Aim of the exercise: Select the lines below containing the word "name".

Figure record listings
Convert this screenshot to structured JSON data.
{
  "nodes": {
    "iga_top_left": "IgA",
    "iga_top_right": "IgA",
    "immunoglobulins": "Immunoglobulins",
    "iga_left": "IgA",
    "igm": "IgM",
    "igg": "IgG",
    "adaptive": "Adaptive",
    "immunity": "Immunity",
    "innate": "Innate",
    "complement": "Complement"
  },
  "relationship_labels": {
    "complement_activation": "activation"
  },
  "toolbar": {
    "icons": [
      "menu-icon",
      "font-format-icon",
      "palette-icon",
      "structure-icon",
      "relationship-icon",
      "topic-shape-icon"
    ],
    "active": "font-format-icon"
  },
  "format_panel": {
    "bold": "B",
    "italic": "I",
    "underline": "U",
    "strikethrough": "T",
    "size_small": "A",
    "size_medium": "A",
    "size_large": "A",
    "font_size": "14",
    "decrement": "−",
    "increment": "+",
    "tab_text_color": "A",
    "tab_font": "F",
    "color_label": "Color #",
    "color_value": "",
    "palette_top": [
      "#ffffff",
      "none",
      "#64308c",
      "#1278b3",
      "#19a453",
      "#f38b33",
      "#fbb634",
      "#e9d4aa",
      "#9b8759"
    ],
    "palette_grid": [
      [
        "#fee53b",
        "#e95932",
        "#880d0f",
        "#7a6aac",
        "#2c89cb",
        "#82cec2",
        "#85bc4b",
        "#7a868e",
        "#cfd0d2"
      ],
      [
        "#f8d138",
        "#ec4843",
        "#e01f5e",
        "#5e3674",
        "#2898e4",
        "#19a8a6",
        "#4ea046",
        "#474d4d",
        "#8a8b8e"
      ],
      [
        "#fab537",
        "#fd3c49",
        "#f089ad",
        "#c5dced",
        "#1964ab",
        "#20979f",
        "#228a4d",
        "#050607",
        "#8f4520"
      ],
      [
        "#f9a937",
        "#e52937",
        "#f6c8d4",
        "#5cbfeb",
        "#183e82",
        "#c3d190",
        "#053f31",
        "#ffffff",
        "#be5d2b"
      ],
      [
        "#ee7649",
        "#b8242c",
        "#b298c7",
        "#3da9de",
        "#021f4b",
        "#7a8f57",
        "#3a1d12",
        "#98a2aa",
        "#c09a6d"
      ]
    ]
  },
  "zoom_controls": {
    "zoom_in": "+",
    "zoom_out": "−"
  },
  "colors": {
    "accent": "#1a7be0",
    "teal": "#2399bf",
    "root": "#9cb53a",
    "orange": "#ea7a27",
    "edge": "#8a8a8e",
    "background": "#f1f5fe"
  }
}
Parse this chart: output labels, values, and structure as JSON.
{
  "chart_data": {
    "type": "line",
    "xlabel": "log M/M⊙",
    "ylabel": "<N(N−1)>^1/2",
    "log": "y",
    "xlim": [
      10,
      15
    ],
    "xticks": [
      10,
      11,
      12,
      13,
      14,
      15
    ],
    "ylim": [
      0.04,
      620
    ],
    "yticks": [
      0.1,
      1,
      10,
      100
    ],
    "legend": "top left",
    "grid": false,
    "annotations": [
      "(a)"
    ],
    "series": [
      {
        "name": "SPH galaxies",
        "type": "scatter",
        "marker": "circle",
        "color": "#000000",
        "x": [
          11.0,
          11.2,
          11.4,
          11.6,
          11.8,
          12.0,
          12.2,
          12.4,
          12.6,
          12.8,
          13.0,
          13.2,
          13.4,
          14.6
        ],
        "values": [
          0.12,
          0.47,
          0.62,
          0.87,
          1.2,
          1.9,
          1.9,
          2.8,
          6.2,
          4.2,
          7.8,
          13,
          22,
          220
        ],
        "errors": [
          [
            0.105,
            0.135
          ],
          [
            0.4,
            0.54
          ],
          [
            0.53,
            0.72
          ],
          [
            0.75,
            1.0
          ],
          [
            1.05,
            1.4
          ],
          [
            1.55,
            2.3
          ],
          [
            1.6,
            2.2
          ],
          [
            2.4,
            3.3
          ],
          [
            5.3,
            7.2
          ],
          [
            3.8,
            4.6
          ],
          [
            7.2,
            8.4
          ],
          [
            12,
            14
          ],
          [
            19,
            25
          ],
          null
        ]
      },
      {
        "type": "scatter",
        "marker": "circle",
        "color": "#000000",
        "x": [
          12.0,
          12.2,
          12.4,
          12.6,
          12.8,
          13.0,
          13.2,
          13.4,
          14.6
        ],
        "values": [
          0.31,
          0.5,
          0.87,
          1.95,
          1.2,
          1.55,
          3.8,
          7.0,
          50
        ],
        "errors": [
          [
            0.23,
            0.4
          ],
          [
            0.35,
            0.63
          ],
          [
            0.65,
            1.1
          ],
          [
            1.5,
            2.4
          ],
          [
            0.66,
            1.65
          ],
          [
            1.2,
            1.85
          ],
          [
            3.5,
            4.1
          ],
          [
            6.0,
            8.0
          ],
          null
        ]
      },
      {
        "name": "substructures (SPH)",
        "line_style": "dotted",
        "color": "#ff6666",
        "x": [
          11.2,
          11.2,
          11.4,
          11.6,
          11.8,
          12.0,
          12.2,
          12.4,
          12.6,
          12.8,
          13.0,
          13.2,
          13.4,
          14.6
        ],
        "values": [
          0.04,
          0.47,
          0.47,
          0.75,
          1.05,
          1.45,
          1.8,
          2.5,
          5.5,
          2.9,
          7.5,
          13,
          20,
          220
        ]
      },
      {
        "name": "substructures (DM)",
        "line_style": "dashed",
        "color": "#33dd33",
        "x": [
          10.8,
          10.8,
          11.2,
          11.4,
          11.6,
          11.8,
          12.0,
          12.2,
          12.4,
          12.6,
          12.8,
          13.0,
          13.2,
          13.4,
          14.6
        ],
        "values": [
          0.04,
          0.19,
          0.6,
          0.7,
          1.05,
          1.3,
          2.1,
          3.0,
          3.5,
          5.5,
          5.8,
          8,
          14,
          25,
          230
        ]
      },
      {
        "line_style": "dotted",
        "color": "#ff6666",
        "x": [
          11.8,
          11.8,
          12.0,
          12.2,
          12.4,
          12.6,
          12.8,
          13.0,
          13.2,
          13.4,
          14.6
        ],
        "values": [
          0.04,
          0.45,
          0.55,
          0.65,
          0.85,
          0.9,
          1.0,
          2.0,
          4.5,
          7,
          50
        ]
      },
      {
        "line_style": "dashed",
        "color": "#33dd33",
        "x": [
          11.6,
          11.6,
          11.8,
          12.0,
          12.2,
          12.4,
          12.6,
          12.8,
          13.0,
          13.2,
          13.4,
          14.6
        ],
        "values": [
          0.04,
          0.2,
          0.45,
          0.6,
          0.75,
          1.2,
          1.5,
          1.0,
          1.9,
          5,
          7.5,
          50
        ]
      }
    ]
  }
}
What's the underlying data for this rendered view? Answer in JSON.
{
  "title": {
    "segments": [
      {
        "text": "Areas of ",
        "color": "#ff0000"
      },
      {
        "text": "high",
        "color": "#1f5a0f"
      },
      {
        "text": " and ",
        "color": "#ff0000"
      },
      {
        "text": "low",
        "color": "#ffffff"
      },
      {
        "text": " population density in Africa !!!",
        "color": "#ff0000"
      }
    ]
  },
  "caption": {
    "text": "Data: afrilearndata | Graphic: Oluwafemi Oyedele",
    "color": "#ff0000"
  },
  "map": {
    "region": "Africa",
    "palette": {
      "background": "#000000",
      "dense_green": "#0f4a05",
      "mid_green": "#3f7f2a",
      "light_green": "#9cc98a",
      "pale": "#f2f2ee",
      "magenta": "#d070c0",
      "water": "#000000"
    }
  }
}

Correct output:
        "name": "SPH galaxies",
        "name": "substructures (SPH)",
        "name": "substructures (DM)",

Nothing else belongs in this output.